| MATERIAL SHOWN |
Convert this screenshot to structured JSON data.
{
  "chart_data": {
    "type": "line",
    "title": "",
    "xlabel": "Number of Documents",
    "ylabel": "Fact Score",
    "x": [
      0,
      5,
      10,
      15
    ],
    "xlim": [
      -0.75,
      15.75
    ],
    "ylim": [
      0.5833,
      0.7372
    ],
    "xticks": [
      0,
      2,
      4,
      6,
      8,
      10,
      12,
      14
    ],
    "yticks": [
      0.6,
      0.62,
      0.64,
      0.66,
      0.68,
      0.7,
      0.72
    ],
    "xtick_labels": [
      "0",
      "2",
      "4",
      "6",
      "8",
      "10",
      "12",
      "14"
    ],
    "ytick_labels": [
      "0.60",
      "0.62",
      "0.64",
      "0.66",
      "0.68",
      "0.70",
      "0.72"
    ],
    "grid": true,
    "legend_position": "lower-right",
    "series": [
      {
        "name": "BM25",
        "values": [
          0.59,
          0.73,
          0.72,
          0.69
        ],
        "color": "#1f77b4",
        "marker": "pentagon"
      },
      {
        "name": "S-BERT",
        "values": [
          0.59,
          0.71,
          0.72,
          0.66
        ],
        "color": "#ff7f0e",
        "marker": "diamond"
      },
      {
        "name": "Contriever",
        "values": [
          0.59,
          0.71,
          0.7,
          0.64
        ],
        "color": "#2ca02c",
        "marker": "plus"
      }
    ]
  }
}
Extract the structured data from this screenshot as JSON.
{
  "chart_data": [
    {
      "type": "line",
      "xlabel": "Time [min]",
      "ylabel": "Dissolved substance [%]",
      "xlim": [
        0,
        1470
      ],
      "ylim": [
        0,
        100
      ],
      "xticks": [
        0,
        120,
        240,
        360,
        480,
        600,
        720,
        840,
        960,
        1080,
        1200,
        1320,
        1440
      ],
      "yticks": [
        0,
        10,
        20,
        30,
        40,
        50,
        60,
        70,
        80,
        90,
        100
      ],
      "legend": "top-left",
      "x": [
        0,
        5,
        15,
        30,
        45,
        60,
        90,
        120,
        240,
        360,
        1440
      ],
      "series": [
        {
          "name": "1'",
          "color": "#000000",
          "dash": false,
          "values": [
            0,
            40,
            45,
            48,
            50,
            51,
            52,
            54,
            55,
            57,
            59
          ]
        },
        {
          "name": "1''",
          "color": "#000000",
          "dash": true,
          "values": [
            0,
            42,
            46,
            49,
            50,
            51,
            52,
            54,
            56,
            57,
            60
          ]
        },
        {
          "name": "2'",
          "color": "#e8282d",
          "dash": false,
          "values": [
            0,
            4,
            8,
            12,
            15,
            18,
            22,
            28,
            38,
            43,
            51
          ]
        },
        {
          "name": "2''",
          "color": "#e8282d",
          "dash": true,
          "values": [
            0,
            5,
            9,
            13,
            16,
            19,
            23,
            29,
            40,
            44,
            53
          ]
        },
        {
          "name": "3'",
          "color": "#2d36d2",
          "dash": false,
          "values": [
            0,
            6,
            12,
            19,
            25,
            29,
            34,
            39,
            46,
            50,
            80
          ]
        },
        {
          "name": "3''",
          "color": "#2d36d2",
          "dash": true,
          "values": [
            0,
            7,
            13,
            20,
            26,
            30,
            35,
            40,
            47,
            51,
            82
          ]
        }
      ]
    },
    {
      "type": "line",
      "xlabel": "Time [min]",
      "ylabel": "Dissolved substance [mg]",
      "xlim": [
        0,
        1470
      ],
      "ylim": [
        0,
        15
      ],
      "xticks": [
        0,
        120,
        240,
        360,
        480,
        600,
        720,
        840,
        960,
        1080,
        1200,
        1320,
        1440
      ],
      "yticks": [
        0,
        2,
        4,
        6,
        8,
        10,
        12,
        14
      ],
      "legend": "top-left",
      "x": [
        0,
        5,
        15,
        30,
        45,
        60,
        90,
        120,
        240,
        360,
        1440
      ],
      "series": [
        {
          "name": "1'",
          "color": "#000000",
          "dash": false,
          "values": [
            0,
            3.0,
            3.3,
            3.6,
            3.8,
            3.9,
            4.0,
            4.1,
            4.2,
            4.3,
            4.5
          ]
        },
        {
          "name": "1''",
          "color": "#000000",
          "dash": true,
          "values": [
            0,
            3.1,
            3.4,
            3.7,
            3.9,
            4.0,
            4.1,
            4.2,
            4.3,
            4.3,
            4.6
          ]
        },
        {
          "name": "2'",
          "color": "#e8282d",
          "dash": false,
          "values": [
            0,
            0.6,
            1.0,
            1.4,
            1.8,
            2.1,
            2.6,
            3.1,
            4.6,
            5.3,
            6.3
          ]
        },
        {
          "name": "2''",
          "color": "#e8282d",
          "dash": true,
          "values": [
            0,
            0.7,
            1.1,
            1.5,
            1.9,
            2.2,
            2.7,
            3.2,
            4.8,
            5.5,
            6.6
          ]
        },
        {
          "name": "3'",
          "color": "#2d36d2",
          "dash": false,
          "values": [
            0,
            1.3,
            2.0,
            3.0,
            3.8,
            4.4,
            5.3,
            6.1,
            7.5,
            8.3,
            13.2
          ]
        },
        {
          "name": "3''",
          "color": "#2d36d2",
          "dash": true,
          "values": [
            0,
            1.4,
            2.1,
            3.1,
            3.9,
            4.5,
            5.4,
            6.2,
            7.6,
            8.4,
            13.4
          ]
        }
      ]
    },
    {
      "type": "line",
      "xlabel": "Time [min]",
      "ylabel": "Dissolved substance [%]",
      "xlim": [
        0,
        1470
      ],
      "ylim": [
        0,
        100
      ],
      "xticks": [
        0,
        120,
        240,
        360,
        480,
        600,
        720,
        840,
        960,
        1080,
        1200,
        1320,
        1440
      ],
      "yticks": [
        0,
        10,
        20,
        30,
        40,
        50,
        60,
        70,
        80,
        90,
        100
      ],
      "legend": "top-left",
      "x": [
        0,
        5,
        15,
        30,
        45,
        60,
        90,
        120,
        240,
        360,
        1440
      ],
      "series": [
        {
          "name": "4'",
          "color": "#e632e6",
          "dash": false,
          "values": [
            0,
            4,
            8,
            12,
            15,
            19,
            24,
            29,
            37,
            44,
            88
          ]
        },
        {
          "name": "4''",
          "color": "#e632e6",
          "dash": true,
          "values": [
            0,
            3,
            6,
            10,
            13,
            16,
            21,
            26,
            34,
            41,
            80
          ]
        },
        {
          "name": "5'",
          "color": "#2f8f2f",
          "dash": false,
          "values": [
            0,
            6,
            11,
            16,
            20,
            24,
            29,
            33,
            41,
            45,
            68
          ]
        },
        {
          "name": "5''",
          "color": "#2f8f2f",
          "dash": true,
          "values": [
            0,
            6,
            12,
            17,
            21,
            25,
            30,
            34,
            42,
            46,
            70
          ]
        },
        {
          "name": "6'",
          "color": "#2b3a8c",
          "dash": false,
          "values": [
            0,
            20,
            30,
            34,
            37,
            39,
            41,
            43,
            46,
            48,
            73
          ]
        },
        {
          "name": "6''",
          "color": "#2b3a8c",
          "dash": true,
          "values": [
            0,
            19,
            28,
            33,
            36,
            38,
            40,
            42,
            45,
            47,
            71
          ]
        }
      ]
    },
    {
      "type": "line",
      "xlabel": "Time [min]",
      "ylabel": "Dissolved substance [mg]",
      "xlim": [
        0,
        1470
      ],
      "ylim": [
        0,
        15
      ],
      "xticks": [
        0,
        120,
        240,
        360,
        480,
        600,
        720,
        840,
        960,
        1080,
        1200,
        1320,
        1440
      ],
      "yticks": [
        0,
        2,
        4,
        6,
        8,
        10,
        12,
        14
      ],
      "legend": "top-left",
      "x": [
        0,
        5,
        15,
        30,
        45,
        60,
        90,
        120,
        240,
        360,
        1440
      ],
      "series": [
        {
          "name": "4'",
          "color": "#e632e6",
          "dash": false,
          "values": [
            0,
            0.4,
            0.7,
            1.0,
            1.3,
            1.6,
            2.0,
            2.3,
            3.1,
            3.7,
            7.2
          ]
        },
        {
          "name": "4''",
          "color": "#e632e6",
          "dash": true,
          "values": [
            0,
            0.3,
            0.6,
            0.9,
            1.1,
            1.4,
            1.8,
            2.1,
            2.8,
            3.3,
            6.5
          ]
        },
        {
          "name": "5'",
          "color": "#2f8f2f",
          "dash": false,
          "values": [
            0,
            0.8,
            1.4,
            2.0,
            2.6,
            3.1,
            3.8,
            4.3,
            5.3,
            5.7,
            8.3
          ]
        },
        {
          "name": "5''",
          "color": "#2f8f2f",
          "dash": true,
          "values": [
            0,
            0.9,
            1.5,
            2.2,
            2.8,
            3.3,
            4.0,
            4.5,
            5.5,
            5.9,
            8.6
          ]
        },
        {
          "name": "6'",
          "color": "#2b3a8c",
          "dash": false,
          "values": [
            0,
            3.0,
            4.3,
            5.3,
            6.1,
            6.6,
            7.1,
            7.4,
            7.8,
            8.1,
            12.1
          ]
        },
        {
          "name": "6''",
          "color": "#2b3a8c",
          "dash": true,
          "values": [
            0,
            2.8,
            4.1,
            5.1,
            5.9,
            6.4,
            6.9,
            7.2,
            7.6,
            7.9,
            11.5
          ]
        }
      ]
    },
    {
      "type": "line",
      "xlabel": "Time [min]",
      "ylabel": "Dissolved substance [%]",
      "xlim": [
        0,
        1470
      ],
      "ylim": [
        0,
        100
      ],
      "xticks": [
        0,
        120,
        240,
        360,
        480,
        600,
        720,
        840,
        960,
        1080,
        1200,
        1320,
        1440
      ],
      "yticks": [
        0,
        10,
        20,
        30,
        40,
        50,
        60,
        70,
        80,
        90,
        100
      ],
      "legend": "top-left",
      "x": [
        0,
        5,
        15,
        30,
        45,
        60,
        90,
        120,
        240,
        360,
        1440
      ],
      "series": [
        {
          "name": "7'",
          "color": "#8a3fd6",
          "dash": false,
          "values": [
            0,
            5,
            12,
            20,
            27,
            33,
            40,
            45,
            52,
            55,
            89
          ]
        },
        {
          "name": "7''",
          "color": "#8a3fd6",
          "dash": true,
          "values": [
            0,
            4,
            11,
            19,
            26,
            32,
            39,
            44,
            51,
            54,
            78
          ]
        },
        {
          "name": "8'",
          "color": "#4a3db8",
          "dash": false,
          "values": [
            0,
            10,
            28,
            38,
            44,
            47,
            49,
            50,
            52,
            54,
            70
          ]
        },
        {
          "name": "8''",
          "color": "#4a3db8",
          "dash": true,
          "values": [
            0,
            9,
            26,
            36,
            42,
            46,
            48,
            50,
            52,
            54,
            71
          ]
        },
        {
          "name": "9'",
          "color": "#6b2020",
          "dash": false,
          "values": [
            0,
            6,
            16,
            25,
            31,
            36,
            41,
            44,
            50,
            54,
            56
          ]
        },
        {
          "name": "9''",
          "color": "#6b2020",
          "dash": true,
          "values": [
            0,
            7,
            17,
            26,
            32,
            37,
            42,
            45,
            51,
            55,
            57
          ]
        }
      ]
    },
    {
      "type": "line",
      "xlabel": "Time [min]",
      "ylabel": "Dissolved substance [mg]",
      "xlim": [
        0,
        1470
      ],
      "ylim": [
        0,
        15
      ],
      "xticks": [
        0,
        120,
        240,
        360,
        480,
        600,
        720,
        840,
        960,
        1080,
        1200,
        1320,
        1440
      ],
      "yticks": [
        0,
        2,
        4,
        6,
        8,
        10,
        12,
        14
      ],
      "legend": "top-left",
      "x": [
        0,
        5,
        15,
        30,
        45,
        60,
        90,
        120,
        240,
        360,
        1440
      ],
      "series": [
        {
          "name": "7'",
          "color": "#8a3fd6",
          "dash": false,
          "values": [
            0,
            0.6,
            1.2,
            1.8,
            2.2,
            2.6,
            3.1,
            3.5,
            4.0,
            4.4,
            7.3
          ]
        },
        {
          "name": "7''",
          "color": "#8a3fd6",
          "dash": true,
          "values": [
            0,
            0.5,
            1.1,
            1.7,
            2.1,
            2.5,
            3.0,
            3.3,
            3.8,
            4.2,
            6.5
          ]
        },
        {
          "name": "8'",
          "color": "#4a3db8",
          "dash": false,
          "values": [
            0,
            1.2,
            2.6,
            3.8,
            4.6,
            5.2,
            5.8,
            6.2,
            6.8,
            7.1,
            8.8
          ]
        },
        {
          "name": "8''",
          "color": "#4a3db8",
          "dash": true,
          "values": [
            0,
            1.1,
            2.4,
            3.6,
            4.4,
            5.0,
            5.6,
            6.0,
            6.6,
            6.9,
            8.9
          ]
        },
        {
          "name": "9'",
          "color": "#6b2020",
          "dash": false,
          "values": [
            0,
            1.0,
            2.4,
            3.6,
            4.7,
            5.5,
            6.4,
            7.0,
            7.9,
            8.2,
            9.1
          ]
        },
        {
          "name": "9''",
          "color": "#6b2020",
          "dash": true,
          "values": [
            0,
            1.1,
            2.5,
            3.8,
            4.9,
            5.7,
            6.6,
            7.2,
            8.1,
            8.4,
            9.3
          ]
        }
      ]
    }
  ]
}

| DIRECTIONS |
Look through the entries above and report the number of lines that contain "screenshot". Write only the number.

| FULL SOLUTION |
2